Determine the number of lines in the listing below where the string "liberté" occurs; answer with the number alone.

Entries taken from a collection
## Begin
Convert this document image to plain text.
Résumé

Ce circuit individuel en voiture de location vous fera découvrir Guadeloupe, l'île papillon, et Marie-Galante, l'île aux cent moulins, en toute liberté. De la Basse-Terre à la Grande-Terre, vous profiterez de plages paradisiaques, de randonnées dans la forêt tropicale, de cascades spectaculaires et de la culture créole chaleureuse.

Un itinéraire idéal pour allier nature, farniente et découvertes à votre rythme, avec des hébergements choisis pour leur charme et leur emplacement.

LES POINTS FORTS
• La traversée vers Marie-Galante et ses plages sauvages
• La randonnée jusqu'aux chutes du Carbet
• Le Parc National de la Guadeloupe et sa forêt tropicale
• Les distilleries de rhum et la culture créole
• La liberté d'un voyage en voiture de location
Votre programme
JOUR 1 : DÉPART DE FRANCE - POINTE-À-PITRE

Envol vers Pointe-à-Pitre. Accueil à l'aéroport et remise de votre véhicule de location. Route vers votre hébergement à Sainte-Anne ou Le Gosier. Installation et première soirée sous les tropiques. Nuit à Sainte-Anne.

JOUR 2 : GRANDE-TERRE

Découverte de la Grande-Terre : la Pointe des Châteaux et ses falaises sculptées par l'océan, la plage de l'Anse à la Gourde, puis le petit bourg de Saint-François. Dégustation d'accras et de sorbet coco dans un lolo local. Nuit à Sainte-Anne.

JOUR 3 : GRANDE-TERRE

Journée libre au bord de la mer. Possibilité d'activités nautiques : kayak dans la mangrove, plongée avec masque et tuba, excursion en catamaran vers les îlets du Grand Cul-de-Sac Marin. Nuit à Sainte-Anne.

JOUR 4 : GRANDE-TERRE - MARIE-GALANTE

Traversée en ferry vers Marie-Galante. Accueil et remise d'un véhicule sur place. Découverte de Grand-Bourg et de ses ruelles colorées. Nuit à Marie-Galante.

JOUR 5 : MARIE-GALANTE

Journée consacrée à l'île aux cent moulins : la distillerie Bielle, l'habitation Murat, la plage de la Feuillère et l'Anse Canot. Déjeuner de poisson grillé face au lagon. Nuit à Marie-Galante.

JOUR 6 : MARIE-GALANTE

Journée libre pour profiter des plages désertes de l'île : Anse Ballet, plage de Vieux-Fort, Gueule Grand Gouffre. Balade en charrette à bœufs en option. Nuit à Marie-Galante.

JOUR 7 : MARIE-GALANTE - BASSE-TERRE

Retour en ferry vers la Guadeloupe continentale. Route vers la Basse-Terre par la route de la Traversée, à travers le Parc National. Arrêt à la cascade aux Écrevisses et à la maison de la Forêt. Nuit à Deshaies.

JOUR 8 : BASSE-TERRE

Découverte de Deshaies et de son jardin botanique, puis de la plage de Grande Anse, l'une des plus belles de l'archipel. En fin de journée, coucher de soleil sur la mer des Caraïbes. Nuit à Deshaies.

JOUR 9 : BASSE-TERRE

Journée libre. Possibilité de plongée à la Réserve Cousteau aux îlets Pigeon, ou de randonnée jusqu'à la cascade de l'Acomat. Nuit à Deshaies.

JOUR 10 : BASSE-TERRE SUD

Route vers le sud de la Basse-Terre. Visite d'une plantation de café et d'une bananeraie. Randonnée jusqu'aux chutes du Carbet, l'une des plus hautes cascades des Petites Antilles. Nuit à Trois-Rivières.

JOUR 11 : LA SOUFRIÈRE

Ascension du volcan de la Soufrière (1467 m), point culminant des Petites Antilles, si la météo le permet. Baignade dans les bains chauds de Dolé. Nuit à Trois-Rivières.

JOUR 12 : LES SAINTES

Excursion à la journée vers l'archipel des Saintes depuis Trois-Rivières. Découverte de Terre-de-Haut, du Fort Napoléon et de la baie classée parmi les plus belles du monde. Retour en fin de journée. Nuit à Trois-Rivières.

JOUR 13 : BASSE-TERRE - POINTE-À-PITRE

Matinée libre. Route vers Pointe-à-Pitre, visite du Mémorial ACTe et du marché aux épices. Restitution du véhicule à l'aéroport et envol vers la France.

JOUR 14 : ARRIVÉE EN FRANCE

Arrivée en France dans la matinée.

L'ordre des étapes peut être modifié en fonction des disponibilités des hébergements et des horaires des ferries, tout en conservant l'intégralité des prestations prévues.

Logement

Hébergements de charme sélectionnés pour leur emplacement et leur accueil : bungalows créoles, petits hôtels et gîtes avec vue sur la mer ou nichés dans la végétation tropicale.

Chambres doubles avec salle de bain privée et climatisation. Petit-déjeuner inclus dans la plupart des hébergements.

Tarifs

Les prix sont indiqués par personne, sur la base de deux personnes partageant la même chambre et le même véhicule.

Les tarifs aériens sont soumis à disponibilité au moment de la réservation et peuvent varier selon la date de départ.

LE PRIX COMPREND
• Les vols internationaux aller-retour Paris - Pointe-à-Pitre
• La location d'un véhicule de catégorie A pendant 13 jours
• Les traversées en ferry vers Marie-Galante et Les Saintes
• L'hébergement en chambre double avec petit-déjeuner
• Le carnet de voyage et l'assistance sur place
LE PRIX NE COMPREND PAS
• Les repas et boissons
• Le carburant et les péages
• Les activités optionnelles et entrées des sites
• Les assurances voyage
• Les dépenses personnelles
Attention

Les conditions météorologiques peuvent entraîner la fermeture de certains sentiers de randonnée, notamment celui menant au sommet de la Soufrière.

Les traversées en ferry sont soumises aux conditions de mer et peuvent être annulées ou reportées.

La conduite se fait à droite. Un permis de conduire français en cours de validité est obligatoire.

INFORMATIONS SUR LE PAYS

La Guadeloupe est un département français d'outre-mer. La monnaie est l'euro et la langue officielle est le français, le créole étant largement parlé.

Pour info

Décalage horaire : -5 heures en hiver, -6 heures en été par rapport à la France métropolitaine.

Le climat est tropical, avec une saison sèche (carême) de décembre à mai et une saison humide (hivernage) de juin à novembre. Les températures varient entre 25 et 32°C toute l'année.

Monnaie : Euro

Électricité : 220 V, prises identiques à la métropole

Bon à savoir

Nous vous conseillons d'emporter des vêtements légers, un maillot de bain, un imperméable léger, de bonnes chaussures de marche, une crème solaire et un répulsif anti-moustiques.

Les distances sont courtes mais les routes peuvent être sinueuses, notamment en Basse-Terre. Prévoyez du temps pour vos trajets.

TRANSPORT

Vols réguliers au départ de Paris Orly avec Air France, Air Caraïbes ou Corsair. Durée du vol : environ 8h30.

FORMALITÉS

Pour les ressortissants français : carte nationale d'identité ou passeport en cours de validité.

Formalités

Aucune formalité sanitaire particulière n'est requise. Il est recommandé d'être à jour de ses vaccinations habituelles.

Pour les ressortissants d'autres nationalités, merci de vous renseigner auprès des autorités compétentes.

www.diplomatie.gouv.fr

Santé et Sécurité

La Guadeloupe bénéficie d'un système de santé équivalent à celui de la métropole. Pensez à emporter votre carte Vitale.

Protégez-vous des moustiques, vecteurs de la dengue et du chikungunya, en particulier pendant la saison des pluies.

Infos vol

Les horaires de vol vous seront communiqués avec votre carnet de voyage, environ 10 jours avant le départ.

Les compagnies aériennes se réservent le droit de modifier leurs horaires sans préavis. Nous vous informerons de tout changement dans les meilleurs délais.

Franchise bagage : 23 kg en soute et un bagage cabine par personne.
## End
▸ **ANSWER TO THIS TASK**
2